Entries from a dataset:
>> begin
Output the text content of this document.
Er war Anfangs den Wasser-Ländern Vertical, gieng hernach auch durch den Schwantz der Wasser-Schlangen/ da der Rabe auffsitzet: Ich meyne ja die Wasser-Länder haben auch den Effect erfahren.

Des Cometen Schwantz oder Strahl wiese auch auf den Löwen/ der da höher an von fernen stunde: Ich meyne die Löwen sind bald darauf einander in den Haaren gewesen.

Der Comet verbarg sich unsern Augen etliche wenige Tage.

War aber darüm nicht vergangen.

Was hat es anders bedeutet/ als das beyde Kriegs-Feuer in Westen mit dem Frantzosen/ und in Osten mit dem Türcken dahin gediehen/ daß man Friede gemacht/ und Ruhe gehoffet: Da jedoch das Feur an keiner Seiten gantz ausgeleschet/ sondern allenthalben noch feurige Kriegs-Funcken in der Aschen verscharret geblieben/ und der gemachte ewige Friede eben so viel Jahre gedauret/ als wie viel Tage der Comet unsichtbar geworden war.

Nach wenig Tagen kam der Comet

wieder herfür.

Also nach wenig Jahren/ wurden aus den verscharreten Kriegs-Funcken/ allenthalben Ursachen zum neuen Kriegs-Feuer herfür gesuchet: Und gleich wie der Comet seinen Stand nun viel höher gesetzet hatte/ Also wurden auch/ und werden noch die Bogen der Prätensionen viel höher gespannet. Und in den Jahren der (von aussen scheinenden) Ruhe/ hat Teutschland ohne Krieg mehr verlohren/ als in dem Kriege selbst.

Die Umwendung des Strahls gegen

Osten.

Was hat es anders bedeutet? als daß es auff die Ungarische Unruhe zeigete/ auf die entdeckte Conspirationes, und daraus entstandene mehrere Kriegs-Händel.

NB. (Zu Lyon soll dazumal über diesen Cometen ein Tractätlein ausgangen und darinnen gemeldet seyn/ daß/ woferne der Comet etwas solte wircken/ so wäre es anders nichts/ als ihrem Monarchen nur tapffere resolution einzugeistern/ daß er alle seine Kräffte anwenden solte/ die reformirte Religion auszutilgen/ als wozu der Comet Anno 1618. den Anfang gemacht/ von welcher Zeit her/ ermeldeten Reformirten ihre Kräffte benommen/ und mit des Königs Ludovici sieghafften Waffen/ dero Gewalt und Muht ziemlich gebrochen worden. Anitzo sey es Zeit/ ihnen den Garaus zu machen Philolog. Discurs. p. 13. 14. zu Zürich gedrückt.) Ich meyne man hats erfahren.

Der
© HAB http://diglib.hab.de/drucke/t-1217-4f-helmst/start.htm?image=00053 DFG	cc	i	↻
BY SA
>> end
[Task statement]: All of the entries need to be reproduced exactly; please write them out.

[Task answer]:
Output the text content of this document.
Er war Anfangs den Wasser-Ländern Vertical, gieng hernach auch durch den Schwantz der Wasser-Schlangen/ da der Rabe auffsitzet: Ich meyne ja die Wasser-Länder haben auch den Effect erfahren.

Des Cometen Schwantz oder Strahl wiese auch auf den Löwen/ der da höher an von fernen stunde: Ich meyne die Löwen sind bald darauf einander in den Haaren gewesen.

Der Comet verbarg sich unsern Augen etliche wenige Tage.

War aber darüm nicht vergangen.

Was hat es anders bedeutet/ als das beyde Kriegs-Feuer in Westen mit dem Frantzosen/ und in Osten mit dem Türcken dahin gediehen/ daß man Friede gemacht/ und Ruhe gehoffet: Da jedoch das Feur an keiner Seiten gantz ausgeleschet/ sondern allenthalben noch feurige Kriegs-Funcken in der Aschen verscharret geblieben/ und der gemachte ewige Friede eben so viel Jahre gedauret/ als wie viel Tage der Comet unsichtbar geworden war.

Nach wenig Tagen kam der Comet

wieder herfür.

Also nach wenig Jahren/ wurden aus den verscharreten Kriegs-Funcken/ allenthalben Ursachen zum neuen Kriegs-Feuer herfür gesuchet: Und gleich wie der Comet seinen Stand nun viel höher gesetzet hatte/ Also wurden auch/ und werden noch die Bogen der Prätensionen viel höher gespannet. Und in den Jahren der (von aussen scheinenden) Ruhe/ hat Teutschland ohne Krieg mehr verlohren/ als in dem Kriege selbst.

Die Umwendung des Strahls gegen

Osten.

Was hat es anders bedeutet? als daß es auff die Ungarische Unruhe zeigete/ auf die entdeckte Conspirationes, und daraus entstandene mehrere Kriegs-Händel.

NB. (Zu Lyon soll dazumal über diesen Cometen ein Tractätlein ausgangen und darinnen gemeldet seyn/ daß/ woferne der Comet etwas solte wircken/ so wäre es anders nichts/ als ihrem Monarchen nur tapffere resolution einzugeistern/ daß er alle seine Kräffte anwenden solte/ die reformirte Religion auszutilgen/ als wozu der Comet Anno 1618. den Anfang gemacht/ von welcher Zeit her/ ermeldeten Reformirten ihre Kräffte benommen/ und mit des Königs Ludovici sieghafften Waffen/ dero Gewalt und Muht ziemlich gebrochen worden. Anitzo sey es Zeit/ ihnen den Garaus zu machen Philolog. Discurs. p. 13. 14. zu Zürich gedrückt.) Ich meyne man hats erfahren.

Der
© HAB http://diglib.hab.de/drucke/t-1217-4f-helmst/start.htm?image=00053 DFG	cc	i	↻
BY SA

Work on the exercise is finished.